## REQUIREMENTS
Copy out each line in the material below that has the word "Client".

## RECORDED DATA
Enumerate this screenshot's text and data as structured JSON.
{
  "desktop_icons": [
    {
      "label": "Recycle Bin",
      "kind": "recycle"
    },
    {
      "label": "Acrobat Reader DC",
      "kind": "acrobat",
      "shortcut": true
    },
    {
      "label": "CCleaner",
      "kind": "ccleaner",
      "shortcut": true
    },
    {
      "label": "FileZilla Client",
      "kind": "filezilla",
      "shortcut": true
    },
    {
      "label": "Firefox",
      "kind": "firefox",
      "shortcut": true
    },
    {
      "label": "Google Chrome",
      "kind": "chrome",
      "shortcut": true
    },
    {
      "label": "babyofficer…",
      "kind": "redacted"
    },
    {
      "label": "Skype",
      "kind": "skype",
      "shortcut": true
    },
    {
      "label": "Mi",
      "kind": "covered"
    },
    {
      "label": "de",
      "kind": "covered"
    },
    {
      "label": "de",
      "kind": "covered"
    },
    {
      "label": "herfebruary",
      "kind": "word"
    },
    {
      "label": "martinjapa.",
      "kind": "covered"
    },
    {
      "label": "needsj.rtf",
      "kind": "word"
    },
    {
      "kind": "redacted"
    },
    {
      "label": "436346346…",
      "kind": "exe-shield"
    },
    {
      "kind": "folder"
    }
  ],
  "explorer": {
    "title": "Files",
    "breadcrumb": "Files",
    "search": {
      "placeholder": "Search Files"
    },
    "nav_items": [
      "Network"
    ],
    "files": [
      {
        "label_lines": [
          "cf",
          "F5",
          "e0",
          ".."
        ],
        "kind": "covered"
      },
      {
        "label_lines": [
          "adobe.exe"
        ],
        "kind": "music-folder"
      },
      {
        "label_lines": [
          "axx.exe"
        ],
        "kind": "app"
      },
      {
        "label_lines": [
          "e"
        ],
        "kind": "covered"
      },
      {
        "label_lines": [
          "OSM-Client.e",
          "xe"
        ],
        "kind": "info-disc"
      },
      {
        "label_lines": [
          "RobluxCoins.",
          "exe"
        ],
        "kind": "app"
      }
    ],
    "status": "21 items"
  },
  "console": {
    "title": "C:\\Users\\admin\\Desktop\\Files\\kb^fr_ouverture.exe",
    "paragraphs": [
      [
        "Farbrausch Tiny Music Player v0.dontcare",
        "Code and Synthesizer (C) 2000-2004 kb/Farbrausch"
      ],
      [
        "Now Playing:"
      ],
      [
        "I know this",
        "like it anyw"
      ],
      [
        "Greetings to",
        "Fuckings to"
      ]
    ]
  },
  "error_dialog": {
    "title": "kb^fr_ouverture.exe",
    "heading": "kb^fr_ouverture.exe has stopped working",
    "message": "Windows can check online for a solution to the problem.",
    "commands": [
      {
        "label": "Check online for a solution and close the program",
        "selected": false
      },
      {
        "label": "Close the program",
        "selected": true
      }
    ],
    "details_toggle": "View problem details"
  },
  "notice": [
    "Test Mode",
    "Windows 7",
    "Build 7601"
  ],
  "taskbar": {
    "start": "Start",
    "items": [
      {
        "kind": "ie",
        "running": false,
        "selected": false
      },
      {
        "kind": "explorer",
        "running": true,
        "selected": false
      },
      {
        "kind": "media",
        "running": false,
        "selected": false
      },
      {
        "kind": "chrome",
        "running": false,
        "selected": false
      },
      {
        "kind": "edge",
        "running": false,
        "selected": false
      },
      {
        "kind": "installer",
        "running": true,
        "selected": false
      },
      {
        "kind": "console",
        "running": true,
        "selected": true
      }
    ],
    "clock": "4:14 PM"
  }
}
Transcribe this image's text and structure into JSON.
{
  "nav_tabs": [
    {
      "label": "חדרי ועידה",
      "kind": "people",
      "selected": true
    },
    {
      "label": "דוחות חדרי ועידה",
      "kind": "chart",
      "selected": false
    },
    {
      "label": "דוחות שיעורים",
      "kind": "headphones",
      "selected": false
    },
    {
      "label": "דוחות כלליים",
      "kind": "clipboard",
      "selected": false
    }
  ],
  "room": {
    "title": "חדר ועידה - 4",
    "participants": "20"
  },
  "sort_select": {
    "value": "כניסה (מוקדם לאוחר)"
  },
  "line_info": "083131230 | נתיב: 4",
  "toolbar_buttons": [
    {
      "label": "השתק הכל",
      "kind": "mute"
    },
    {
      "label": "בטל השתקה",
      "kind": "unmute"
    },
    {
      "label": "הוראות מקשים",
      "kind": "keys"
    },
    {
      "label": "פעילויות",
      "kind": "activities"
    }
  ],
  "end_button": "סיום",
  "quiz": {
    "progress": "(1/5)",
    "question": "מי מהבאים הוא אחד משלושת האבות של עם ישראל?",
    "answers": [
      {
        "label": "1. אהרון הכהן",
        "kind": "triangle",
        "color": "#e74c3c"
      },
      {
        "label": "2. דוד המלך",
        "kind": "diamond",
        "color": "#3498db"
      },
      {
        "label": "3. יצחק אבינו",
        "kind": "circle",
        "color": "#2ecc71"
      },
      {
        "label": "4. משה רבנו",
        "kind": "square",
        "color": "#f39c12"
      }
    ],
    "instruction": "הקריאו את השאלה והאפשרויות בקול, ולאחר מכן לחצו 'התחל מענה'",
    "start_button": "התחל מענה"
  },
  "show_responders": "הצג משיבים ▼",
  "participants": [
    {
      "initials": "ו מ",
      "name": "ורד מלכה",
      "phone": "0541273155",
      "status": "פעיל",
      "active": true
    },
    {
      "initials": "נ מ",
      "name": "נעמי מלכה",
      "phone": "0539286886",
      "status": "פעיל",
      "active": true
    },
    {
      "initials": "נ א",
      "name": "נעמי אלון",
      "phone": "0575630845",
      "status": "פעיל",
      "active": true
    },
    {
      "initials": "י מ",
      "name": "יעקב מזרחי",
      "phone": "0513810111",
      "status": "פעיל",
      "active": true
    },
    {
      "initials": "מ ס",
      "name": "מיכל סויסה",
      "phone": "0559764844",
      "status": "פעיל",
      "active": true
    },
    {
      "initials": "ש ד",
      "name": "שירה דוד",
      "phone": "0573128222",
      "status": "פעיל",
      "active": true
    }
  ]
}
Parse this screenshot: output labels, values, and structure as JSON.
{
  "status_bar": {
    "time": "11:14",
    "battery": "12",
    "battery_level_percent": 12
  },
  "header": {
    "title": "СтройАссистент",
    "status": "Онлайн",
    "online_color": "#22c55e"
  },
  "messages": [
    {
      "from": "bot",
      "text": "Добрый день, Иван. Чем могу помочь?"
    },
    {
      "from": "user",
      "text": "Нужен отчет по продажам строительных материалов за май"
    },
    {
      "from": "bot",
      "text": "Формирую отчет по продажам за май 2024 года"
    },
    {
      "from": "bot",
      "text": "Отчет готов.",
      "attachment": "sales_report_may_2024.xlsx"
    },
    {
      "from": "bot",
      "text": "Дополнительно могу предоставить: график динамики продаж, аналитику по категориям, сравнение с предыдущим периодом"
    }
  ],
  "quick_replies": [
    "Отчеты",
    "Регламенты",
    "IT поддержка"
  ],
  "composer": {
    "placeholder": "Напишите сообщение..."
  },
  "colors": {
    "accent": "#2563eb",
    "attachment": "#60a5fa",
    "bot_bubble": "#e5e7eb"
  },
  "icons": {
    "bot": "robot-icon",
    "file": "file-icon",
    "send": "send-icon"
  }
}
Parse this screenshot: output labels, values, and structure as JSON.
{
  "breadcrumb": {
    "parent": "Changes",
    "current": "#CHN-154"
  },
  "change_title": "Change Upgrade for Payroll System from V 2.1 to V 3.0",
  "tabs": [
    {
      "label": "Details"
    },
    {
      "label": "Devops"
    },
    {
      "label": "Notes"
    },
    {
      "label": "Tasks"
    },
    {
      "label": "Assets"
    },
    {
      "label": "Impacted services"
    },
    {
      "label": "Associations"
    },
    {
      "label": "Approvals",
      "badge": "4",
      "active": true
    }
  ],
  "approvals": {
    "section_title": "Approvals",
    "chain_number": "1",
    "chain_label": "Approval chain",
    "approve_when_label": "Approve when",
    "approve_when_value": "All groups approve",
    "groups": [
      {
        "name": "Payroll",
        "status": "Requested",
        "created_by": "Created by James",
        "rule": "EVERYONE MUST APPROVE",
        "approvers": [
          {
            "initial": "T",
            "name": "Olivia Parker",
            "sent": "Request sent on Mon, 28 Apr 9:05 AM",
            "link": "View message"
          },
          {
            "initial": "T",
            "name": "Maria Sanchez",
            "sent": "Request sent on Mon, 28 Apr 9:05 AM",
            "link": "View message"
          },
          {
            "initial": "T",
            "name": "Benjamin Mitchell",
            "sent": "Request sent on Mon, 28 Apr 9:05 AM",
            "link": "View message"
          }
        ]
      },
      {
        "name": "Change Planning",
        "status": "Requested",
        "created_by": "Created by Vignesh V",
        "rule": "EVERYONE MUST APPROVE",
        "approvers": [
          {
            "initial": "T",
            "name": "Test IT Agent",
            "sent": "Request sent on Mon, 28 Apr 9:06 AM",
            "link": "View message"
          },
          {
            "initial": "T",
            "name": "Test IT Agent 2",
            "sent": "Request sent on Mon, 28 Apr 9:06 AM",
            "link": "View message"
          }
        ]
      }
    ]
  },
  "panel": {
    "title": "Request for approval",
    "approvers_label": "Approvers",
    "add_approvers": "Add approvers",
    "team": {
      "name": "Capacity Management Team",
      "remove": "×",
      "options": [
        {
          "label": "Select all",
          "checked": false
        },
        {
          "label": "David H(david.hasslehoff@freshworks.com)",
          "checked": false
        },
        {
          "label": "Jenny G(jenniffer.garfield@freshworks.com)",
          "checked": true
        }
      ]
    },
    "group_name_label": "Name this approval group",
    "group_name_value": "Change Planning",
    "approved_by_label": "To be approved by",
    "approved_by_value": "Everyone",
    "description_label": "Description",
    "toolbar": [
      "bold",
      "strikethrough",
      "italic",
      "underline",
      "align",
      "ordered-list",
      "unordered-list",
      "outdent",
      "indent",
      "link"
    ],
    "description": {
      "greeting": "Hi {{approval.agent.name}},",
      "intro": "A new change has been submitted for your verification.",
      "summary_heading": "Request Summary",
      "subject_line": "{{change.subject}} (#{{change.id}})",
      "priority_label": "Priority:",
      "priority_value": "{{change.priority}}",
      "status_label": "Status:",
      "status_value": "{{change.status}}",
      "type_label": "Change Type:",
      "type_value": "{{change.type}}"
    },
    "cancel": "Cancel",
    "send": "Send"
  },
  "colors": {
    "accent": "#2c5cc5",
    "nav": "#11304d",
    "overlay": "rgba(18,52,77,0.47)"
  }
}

## COMPLETED EXERCISE
      "label": "FileZilla Client",
          "OSM-Client.e",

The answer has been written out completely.